>> begin

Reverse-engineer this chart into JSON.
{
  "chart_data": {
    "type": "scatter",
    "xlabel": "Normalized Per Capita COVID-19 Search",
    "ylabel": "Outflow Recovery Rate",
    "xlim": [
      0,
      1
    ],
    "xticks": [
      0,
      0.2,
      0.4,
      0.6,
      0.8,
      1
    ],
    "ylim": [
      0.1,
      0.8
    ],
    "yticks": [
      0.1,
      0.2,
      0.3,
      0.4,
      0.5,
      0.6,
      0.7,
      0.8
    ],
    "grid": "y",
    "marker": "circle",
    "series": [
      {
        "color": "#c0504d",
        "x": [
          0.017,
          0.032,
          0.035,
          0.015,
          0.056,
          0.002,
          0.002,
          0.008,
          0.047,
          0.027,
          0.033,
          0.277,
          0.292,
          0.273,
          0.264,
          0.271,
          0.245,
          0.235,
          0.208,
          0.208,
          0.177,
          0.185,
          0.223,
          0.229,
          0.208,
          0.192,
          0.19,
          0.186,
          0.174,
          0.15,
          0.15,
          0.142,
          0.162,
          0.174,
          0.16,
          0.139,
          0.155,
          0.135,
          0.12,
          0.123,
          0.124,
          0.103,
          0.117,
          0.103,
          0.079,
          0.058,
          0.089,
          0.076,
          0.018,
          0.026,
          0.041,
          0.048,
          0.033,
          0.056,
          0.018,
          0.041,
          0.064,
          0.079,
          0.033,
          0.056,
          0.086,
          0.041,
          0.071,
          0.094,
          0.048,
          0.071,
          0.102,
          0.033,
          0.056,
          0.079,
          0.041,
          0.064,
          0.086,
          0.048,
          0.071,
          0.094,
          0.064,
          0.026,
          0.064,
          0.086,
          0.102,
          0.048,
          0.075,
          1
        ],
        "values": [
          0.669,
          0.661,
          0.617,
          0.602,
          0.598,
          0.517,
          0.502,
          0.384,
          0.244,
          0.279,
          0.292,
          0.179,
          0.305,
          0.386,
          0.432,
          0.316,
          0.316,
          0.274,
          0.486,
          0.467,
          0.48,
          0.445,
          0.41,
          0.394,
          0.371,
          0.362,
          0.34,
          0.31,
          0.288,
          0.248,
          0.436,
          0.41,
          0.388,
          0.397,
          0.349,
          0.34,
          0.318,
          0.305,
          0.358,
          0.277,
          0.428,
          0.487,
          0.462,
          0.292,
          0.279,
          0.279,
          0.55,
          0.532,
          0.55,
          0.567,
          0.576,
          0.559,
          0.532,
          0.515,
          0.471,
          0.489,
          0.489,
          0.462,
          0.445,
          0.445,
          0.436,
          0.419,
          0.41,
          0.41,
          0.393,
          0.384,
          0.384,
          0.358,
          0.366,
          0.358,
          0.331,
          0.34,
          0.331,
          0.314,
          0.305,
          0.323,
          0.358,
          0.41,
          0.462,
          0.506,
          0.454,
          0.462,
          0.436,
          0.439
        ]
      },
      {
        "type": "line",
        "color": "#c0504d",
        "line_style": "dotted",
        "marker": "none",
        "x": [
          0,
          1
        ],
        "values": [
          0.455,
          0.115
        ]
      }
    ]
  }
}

>> end

- _WHAT YOU WILL DO_:
Repeat every record exactly as written, please.

- _RESULT OF THIS EXERCISE_:
Reverse-engineer this chart into JSON.
{
  "chart_data": {
    "type": "scatter",
    "xlabel": "Normalized Per Capita COVID-19 Search",
    "ylabel": "Outflow Recovery Rate",
    "xlim": [
      0,
      1
    ],
    "xticks": [
      0,
      0.2,
      0.4,
      0.6,
      0.8,
      1
    ],
    "ylim": [
      0.1,
      0.8
    ],
    "yticks": [
      0.1,
      0.2,
      0.3,
      0.4,
      0.5,
      0.6,
      0.7,
      0.8
    ],
    "grid": "y",
    "marker": "circle",
    "series": [
      {
        "color": "#c0504d",
        "x": [
          0.017,
          0.032,
          0.035,
          0.015,
          0.056,
          0.002,
          0.002,
          0.008,
          0.047,
          0.027,
          0.033,
          0.277,
          0.292,
          0.273,
          0.264,
          0.271,
          0.245,
          0.235,
          0.208,
          0.208,
          0.177,
          0.185,
          0.223,
          0.229,
          0.208,
          0.192,
          0.19,
          0.186,
          0.174,
          0.15,
          0.15,
          0.142,
          0.162,
          0.174,
          0.16,
          0.139,
          0.155,
          0.135,
          0.12,
          0.123,
          0.124,
          0.103,
          0.117,
          0.103,
          0.079,
          0.058,
          0.089,
          0.076,
          0.018,
          0.026,
          0.041,
          0.048,
          0.033,
          0.056,
          0.018,
          0.041,
          0.064,
          0.079,
          0.033,
          0.056,
          0.086,
          0.041,
          0.071,
          0.094,
          0.048,
          0.071,
          0.102,
          0.033,
          0.056,
          0.079,
          0.041,
          0.064,
          0.086,
          0.048,
          0.071,
          0.094,
          0.064,
          0.026,
          0.064,
          0.086,
          0.102,
          0.048,
          0.075,
          1
        ],
        "values": [
          0.669,
          0.661,
          0.617,
          0.602,
          0.598,
          0.517,
          0.502,
          0.384,
          0.244,
          0.279,
          0.292,
          0.179,
          0.305,
          0.386,
          0.432,
          0.316,
          0.316,
          0.274,
          0.486,
          0.467,
          0.48,
          0.445,
          0.41,
          0.394,
          0.371,
          0.362,
          0.34,
          0.31,
          0.288,
          0.248,
          0.436,
          0.41,
          0.388,
          0.397,
          0.349,
          0.34,
          0.318,
          0.305,
          0.358,
          0.277,
          0.428,
          0.487,
          0.462,
          0.292,
          0.279,
          0.279,
          0.55,
          0.532,
          0.55,
          0.567,
          0.576,
          0.559,
          0.532,
          0.515,
          0.471,
          0.489,
          0.489,
          0.462,
          0.445,
          0.445,
          0.436,
          0.419,
          0.41,
          0.41,
          0.393,
          0.384,
          0.384,
          0.358,
          0.366,
          0.358,
          0.331,
          0.34,
          0.331,
          0.314,
          0.305,
          0.323,
          0.358,
          0.41,
          0.462,
          0.506,
          0.454,
          0.462,
          0.436,
          0.439
        ]
      },
      {
        "type": "line",
        "color": "#c0504d",
        "line_style": "dotted",
        "marker": "none",
        "x": [
          0,
          1
        ],
        "values": [
          0.455,
          0.115
        ]
      }
    ]
  }
}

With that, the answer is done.